**Exercise**: Look through the material and tally each line bearing the word "とても素敵だった". Give only the total.

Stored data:

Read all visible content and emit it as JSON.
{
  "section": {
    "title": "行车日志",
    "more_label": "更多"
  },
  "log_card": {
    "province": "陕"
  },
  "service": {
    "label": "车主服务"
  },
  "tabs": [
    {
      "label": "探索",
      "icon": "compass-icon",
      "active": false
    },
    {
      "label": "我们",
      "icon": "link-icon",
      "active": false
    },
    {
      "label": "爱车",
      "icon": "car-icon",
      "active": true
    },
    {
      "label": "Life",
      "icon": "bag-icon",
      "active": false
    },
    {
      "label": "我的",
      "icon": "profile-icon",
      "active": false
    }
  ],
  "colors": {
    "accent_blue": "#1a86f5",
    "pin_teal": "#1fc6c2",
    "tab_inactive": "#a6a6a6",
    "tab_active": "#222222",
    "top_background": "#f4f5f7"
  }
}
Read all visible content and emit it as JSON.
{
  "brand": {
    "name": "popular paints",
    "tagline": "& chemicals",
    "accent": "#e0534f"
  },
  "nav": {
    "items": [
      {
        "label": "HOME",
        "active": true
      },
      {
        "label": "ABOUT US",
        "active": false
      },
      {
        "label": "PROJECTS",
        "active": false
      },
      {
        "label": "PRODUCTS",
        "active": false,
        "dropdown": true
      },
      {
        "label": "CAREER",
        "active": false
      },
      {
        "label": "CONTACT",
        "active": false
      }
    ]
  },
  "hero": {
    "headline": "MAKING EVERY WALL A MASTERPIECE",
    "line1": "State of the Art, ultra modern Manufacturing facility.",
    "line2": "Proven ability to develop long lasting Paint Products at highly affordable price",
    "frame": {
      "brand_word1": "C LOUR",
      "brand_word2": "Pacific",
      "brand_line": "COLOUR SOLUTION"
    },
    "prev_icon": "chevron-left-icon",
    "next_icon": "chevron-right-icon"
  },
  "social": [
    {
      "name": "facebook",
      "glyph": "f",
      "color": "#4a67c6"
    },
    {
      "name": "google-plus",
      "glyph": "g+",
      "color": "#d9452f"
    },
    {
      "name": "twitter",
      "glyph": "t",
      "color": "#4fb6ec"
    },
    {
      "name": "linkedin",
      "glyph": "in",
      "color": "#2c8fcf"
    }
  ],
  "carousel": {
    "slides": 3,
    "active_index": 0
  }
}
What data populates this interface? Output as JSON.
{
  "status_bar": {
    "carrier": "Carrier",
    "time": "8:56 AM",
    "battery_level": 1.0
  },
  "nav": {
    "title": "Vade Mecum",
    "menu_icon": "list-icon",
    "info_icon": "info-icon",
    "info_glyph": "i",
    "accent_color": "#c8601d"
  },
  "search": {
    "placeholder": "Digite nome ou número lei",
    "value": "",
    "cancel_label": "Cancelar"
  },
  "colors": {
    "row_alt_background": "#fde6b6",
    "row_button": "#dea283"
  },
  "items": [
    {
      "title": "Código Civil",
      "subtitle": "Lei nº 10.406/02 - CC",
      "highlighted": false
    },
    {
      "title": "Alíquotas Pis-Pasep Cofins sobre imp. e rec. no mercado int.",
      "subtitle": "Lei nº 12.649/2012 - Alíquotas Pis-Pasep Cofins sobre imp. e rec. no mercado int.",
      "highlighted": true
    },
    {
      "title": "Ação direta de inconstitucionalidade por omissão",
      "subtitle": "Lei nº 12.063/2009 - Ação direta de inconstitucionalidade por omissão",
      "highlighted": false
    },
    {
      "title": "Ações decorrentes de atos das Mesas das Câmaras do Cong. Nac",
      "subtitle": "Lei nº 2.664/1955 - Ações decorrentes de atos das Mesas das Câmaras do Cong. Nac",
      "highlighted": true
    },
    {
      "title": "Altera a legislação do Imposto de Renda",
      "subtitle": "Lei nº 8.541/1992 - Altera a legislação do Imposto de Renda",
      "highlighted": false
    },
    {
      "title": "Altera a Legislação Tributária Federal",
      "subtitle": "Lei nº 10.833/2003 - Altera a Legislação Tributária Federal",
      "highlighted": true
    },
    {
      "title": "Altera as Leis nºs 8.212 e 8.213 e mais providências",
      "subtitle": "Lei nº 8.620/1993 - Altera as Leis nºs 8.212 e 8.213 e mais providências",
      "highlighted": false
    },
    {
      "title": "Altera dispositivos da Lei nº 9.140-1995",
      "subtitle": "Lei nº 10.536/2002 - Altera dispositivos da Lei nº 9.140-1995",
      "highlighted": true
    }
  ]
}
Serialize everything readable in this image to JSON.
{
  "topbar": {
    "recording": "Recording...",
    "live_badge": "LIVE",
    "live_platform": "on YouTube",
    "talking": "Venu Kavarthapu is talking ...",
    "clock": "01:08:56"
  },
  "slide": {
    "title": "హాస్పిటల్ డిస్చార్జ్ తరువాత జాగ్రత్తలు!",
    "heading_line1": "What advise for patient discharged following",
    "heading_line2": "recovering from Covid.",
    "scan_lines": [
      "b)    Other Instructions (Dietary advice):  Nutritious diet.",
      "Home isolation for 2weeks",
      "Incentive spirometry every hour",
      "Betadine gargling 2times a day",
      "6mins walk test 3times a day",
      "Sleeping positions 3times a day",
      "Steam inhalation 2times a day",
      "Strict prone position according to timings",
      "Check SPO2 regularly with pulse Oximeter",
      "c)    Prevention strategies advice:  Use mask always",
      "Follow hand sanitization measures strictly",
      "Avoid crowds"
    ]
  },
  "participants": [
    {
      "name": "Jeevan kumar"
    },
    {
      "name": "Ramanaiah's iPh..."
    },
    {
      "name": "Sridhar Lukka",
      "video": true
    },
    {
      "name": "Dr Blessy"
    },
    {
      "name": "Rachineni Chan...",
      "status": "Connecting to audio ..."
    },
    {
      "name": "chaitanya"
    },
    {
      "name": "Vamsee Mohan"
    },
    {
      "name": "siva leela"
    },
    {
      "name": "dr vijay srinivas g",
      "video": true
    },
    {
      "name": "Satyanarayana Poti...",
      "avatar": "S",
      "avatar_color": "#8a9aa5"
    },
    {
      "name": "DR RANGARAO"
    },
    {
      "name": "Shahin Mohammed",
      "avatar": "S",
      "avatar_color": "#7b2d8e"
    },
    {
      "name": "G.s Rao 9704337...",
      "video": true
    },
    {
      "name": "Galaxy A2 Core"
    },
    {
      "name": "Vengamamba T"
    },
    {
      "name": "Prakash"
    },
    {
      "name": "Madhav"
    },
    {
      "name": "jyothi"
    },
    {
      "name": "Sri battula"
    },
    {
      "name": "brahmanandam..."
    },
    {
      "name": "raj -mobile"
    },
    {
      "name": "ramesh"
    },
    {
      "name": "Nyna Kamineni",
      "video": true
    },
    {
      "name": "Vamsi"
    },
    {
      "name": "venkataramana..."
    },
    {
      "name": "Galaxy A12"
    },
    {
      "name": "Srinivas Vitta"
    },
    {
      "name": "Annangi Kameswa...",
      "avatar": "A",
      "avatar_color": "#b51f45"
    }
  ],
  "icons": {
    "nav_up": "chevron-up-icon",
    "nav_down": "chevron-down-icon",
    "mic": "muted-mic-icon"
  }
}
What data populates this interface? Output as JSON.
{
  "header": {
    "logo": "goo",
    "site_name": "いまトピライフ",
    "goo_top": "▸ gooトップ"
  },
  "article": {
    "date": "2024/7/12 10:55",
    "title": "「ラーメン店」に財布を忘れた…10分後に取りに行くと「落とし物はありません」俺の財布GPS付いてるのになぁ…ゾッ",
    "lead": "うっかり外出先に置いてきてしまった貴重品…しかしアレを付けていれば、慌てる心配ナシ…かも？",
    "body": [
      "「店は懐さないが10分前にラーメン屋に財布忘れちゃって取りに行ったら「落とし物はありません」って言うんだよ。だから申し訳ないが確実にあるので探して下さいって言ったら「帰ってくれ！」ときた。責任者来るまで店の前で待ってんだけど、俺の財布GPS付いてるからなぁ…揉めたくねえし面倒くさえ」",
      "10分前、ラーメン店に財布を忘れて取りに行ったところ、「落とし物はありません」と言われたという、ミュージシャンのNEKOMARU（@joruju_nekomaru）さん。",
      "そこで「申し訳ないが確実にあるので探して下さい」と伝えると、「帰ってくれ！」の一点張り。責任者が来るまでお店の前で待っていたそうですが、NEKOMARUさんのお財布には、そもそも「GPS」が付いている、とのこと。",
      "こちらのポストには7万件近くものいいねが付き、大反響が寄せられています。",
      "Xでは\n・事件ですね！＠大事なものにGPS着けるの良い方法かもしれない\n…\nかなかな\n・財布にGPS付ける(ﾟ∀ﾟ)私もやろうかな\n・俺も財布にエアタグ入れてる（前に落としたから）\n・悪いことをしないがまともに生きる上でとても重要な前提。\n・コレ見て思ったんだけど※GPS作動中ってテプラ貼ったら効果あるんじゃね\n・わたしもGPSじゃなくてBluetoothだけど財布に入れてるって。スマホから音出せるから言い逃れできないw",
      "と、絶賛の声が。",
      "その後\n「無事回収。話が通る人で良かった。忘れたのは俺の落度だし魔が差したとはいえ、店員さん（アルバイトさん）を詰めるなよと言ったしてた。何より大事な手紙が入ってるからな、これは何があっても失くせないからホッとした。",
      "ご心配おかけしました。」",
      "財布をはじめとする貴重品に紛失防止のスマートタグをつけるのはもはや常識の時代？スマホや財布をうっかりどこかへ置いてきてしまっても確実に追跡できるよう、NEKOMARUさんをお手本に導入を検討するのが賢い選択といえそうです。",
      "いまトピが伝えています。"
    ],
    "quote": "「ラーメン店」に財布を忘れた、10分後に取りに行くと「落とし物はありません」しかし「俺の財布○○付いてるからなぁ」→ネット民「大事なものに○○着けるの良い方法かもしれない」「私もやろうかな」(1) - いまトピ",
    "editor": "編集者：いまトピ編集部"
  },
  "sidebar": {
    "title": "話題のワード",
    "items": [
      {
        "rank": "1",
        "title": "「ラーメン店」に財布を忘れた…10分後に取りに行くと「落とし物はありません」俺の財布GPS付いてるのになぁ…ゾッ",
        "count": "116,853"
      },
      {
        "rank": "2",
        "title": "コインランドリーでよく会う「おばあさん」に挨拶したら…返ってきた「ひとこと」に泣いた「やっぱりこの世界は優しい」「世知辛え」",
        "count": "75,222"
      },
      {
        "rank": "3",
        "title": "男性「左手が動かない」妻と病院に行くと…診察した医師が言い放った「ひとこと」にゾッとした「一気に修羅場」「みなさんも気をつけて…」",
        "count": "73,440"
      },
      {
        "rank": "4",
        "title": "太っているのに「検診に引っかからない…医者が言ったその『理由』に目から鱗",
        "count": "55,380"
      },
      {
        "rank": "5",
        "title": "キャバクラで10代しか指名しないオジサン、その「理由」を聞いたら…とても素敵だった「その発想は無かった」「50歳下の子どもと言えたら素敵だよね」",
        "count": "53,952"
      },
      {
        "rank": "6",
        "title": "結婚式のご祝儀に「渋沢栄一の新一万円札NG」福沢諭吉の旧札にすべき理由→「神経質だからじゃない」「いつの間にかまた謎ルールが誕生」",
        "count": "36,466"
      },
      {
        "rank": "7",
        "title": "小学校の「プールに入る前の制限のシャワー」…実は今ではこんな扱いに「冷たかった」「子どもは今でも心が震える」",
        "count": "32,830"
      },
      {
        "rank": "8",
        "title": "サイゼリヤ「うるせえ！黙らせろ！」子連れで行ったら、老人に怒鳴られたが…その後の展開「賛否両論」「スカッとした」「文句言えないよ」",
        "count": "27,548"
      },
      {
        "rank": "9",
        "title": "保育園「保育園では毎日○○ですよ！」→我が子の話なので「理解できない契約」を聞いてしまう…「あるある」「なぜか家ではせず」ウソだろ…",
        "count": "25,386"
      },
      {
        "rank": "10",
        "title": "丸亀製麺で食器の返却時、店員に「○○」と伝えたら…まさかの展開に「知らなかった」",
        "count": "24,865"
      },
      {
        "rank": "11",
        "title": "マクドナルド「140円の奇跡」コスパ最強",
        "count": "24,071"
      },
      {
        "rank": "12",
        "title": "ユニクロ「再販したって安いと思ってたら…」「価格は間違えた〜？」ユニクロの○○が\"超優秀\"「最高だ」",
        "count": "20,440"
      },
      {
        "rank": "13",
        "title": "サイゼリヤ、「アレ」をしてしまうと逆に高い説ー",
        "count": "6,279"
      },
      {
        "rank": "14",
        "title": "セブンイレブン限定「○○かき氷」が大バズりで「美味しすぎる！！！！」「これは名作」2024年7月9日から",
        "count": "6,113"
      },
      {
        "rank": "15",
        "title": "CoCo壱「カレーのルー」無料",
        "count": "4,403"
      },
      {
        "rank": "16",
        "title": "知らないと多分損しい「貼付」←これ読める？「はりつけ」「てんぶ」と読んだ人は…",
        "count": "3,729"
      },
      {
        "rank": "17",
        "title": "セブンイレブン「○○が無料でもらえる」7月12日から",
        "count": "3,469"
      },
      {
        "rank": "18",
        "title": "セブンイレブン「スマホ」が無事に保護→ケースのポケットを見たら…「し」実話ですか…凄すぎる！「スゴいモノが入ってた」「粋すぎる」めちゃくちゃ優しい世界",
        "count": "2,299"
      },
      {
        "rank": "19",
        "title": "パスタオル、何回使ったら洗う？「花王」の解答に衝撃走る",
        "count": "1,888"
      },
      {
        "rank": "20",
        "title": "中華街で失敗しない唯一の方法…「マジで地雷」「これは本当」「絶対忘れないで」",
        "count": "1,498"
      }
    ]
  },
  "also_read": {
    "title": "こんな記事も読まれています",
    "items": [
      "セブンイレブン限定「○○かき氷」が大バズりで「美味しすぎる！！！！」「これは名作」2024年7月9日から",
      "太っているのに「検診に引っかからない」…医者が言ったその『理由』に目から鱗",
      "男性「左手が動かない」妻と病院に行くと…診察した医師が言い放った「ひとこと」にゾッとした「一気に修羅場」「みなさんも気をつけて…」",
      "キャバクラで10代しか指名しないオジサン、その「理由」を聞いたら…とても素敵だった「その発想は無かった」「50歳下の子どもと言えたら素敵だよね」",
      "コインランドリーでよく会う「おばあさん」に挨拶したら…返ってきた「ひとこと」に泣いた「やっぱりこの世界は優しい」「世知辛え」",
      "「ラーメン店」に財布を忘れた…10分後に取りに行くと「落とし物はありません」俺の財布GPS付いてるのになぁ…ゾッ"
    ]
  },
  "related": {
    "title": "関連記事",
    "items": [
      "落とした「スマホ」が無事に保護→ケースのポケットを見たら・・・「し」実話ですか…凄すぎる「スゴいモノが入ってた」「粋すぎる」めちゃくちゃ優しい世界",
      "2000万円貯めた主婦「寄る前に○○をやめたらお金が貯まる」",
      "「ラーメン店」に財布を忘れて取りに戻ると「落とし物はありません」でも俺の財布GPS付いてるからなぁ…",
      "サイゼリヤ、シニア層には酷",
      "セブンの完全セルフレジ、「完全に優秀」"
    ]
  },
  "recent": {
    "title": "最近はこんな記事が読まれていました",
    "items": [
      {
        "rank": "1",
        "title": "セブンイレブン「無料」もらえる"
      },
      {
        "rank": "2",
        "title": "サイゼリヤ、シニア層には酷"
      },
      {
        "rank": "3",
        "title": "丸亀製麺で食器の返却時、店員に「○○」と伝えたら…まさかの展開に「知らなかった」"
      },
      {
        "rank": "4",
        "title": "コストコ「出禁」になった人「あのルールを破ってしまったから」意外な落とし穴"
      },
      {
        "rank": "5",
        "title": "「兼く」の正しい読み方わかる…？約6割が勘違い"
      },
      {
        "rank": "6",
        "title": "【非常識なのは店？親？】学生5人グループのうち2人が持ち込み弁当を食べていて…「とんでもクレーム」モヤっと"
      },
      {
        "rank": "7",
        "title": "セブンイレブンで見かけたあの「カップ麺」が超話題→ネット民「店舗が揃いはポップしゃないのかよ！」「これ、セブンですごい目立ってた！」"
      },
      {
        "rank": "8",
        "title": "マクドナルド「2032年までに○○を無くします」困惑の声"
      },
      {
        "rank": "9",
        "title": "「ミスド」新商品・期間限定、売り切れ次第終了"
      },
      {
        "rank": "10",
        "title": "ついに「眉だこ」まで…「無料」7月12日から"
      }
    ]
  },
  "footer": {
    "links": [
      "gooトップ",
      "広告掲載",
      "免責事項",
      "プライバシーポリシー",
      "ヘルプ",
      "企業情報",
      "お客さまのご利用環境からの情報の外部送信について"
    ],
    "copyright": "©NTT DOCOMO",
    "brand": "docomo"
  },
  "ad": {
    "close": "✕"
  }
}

**Result below**: 2